Short task
In the records below, find each line with the word "JSON" and copy it.
++++ Given records ++++
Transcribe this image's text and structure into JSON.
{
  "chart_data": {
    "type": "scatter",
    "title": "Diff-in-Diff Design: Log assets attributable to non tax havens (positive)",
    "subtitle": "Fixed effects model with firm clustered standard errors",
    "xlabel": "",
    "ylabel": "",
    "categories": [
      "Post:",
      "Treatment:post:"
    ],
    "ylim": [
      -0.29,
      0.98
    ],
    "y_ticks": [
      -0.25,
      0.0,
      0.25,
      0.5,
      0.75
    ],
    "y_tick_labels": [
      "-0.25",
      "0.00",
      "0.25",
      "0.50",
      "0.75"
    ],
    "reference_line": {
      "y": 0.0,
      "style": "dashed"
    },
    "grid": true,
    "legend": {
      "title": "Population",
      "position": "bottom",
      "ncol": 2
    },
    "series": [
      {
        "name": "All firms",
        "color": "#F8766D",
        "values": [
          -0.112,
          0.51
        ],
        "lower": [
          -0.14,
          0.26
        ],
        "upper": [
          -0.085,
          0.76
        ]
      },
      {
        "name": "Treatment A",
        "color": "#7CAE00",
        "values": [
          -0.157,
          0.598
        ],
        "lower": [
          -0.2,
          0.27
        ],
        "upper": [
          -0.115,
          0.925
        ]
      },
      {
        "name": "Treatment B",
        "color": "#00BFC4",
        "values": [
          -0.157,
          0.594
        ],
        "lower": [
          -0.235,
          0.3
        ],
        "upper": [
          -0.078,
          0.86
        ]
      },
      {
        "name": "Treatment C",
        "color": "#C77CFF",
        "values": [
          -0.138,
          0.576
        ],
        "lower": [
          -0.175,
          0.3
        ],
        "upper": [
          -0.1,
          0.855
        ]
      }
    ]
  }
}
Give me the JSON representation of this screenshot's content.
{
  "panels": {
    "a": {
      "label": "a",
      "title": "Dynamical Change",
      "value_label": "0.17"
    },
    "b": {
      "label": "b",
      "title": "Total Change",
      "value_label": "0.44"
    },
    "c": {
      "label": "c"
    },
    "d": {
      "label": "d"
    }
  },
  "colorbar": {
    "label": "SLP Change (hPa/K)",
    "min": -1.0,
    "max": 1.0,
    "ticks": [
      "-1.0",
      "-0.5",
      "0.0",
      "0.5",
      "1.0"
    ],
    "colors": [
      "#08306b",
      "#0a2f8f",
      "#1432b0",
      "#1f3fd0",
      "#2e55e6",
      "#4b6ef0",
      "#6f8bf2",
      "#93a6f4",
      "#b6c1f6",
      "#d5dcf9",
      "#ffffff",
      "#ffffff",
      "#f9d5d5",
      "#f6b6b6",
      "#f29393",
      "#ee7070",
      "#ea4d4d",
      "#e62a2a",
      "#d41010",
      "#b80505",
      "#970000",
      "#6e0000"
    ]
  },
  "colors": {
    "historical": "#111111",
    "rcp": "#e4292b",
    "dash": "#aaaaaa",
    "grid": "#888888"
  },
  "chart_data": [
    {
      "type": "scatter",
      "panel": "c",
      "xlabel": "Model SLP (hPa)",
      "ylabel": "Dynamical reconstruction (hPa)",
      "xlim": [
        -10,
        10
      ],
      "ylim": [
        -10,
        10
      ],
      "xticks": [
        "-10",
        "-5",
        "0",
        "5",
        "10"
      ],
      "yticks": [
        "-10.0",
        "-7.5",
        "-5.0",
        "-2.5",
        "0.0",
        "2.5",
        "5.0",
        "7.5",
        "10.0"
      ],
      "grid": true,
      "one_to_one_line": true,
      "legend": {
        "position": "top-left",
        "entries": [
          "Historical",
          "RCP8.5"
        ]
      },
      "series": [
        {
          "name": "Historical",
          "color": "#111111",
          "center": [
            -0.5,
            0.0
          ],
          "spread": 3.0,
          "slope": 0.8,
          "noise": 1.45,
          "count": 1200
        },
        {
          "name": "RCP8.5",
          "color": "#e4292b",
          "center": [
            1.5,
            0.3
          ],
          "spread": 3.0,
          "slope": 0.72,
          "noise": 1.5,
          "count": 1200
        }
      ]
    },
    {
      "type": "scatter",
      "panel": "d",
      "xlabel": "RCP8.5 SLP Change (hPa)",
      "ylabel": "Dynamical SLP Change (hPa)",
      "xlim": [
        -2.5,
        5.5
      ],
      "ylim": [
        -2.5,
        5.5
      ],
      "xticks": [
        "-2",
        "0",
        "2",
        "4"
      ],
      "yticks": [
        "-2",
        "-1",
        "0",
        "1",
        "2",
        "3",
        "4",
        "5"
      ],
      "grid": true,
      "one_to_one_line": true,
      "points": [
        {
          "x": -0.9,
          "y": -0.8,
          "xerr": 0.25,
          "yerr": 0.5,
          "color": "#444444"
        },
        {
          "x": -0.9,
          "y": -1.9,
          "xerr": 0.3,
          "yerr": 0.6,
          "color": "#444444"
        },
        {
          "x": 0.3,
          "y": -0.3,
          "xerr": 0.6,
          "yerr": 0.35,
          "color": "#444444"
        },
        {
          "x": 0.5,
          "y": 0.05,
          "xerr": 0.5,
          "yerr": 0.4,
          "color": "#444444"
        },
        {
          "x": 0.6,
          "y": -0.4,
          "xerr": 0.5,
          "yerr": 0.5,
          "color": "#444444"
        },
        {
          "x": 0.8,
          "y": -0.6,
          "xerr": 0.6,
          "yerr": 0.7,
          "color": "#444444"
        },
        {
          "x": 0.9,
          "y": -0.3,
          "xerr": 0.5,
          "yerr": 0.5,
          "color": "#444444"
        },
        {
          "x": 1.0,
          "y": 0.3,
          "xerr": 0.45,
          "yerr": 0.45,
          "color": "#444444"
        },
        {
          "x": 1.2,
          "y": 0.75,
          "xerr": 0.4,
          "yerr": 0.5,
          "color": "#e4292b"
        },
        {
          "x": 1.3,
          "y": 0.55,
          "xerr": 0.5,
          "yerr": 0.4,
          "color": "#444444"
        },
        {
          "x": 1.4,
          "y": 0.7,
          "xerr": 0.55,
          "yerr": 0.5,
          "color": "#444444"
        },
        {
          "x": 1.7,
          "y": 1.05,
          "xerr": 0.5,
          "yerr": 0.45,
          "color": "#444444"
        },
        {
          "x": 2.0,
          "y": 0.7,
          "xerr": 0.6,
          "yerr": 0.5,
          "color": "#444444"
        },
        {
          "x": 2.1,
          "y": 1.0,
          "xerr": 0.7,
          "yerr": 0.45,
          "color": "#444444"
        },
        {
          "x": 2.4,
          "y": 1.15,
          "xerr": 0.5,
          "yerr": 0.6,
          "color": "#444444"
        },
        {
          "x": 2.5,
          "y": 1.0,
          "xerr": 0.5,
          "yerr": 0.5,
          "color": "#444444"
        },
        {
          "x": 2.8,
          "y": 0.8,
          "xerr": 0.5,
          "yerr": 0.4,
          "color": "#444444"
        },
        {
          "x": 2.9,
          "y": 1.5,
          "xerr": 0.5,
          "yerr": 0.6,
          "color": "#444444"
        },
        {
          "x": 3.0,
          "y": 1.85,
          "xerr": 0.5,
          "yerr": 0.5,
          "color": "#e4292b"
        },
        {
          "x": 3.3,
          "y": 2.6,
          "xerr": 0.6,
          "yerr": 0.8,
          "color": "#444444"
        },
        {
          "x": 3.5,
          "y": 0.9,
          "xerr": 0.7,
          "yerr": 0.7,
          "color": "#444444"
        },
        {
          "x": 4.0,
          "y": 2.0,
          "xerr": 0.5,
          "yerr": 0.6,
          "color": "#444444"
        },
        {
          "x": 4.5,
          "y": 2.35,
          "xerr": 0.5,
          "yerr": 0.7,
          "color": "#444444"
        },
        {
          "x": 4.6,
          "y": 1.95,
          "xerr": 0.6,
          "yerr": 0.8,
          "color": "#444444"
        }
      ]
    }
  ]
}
++++
In response
Transcribe this image's text and structure into JSON.
Give me the JSON representation of this screenshot's content.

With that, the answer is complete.